[start TASK INPUT]

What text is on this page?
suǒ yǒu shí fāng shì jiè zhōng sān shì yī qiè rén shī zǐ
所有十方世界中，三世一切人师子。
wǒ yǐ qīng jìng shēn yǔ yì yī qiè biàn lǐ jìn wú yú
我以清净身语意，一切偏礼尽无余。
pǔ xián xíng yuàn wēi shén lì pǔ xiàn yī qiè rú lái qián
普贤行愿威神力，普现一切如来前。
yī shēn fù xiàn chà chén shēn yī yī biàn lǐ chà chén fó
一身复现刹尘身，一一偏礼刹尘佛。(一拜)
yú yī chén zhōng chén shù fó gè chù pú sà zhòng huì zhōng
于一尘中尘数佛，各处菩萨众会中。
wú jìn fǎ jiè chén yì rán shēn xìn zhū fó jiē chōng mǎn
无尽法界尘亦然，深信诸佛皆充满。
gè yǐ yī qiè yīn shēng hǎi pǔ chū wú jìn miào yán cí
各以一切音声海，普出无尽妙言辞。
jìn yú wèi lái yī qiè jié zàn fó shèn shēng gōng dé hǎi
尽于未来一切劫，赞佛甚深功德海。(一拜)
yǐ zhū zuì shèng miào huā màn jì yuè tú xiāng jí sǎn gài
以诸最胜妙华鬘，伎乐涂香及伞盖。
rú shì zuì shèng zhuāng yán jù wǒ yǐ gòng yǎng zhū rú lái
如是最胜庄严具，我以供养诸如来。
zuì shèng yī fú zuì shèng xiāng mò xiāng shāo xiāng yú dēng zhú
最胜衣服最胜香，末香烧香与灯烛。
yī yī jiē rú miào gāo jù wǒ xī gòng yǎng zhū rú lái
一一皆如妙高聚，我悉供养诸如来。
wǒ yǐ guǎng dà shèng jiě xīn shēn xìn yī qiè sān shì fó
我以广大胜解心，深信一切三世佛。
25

[end TASK INPUT]

▸ **STATED TASK**:
Identify every line where the string "yǎng" appears.

▸ **REPLY**:
rú shì zuì shèng zhuāng yán jù wǒ yǐ gòng yǎng zhū rú lái
yī yī jiē rú miào gāo jù wǒ xī gòng yǎng zhū rú lái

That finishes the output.